## Task requirements
Read the listing below and copy out every line that holds "radians".

──────── Provided data

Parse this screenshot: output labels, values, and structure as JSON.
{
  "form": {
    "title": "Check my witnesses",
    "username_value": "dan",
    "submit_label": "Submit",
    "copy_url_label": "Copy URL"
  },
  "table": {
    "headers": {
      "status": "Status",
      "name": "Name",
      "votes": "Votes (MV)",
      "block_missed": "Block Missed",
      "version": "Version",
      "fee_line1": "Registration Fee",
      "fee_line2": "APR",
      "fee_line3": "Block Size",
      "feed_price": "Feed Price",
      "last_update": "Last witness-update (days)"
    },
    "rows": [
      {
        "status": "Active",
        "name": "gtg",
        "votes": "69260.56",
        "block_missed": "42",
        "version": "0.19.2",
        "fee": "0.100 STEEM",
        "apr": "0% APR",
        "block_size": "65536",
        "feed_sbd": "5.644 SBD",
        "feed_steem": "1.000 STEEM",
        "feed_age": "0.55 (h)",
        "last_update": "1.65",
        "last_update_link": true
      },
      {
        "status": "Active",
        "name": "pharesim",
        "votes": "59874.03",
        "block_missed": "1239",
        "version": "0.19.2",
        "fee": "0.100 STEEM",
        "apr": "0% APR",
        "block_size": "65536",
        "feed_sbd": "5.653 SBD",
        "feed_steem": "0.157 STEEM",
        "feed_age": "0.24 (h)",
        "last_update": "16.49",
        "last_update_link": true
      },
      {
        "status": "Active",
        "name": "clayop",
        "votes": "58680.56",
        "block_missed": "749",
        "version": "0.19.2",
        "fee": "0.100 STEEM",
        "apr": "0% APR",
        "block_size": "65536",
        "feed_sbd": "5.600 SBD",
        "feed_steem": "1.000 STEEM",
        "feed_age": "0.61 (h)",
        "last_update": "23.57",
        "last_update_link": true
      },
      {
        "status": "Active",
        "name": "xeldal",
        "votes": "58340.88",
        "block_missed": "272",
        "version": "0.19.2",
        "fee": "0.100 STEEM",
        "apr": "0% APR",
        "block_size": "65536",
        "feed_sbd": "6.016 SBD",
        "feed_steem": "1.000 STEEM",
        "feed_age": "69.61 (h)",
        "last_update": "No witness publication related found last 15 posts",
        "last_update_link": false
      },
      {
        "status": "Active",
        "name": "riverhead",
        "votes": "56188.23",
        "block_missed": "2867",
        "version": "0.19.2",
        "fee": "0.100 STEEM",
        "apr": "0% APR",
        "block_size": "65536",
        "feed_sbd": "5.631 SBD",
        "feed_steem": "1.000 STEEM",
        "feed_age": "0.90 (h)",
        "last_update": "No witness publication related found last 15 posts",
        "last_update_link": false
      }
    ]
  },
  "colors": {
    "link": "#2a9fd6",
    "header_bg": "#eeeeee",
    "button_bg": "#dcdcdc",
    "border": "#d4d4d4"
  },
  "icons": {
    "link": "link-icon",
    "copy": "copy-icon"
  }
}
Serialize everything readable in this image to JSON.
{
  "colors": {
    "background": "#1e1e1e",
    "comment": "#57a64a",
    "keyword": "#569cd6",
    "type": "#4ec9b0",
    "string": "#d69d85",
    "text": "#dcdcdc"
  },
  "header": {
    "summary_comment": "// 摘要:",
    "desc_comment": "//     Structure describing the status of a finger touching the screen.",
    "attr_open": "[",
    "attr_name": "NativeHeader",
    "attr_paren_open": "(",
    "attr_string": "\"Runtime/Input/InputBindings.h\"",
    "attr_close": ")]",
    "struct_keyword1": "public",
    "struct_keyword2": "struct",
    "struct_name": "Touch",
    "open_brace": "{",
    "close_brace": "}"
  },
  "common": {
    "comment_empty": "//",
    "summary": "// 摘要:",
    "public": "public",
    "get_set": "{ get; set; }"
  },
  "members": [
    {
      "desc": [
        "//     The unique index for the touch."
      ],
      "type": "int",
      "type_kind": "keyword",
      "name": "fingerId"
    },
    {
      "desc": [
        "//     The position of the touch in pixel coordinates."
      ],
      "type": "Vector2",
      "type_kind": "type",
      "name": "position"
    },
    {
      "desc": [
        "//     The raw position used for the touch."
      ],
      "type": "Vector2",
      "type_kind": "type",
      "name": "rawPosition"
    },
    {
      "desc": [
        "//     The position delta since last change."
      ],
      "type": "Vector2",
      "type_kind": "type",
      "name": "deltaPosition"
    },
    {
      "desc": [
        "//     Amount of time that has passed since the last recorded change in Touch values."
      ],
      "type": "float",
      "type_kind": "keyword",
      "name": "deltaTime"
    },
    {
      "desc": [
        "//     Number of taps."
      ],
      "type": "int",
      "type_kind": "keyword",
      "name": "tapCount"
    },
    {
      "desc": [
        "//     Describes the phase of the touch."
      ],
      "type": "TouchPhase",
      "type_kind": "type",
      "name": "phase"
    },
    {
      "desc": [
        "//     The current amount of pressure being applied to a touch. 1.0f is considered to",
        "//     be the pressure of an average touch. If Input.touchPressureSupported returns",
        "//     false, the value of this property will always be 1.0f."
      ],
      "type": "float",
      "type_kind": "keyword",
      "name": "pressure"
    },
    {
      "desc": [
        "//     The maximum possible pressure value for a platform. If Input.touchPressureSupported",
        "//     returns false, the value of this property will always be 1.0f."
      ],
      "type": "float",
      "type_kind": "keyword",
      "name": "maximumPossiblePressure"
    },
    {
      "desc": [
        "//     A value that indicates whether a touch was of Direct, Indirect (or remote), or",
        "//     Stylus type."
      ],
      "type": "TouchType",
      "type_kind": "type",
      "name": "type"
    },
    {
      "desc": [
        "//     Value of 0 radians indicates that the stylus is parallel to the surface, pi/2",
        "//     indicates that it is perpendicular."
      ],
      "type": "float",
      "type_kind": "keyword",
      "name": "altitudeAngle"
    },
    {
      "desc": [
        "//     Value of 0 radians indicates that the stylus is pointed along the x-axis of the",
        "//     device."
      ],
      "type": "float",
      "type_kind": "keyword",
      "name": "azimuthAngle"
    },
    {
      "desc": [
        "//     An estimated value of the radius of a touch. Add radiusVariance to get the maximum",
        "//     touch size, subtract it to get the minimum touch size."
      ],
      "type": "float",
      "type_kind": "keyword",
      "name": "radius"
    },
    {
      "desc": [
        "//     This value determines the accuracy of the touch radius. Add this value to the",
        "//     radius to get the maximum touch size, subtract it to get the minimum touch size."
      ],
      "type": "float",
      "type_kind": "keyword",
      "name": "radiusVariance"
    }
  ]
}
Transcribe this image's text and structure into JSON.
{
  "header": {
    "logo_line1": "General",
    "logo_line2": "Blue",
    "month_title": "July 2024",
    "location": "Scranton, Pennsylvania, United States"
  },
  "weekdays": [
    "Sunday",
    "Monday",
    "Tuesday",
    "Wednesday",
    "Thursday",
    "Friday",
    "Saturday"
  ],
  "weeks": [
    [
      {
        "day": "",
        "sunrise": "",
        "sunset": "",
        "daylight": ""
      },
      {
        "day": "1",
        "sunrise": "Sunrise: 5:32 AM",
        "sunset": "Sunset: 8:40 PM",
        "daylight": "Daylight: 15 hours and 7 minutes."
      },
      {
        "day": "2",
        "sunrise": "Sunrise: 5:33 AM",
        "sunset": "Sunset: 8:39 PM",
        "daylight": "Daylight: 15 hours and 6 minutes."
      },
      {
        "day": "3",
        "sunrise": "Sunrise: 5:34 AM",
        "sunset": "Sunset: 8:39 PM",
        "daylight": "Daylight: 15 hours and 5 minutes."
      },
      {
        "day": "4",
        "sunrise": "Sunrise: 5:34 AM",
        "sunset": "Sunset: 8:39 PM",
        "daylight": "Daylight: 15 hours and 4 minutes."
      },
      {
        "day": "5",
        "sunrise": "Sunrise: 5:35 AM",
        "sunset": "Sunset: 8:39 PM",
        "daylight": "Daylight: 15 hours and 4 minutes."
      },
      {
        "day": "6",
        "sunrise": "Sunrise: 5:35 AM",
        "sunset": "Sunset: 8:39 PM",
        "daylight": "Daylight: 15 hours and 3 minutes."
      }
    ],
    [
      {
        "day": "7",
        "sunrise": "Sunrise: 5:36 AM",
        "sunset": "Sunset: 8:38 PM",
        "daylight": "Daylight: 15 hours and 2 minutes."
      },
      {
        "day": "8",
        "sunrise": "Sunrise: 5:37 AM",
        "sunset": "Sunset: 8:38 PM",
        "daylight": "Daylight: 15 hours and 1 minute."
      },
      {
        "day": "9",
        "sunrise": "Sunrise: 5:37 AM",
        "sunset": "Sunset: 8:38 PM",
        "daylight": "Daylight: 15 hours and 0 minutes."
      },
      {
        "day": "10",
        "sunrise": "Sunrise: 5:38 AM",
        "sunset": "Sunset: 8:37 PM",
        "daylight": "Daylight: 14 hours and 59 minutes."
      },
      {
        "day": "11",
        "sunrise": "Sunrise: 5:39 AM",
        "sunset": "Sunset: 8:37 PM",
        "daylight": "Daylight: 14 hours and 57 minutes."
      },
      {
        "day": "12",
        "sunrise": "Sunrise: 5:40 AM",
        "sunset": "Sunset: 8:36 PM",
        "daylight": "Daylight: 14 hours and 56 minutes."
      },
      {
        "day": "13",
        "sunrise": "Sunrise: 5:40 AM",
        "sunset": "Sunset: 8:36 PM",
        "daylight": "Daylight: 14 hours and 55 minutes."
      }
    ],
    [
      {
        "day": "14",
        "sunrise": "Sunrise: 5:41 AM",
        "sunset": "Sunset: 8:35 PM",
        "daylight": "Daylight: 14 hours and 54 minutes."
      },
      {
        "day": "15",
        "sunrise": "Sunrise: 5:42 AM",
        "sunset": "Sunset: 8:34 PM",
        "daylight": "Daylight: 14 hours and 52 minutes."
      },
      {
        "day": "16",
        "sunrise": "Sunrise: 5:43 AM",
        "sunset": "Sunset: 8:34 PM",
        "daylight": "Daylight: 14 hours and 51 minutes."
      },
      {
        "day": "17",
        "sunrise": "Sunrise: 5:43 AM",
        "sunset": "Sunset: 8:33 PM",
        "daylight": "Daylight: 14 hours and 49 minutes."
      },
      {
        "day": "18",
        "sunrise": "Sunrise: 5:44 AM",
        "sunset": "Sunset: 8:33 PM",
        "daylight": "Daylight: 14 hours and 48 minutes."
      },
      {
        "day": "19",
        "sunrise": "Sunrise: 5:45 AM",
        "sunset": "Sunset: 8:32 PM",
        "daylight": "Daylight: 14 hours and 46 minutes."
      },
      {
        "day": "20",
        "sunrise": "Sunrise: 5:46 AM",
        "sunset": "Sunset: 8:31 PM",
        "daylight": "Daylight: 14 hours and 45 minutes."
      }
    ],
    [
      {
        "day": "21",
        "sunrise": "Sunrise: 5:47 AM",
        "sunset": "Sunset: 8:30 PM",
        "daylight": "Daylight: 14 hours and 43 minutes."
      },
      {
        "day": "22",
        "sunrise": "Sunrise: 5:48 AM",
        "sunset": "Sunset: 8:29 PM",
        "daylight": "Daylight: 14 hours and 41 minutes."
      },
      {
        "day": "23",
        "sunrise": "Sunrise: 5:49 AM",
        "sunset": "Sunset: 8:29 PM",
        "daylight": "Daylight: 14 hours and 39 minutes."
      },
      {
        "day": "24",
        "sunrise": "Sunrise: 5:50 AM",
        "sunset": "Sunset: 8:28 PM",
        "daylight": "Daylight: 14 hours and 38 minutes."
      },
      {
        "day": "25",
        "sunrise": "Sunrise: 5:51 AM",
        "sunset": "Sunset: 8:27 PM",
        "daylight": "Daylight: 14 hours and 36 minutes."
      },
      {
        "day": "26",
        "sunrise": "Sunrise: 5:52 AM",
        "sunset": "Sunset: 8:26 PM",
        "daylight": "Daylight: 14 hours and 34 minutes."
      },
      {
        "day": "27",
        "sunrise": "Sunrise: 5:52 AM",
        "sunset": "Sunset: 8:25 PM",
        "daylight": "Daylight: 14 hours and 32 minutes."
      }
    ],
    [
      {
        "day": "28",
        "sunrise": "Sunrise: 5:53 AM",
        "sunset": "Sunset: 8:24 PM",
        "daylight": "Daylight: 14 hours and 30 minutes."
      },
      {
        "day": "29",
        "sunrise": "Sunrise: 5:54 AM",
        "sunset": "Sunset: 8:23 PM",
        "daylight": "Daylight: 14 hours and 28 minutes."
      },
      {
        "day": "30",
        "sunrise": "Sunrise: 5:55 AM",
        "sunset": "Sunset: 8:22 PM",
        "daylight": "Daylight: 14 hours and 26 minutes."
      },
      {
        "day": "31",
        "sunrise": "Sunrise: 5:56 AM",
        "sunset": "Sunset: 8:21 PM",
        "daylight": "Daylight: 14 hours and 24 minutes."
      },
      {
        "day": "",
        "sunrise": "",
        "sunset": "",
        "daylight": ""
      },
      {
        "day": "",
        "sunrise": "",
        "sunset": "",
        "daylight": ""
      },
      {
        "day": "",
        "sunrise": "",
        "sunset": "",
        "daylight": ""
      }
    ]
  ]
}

────────────────

## Reply to the task
        "//     Value of 0 radians indicates that the stylus is parallel to the surface, pi/2",
        "//     Value of 0 radians indicates that the stylus is pointed along the x-axis of the",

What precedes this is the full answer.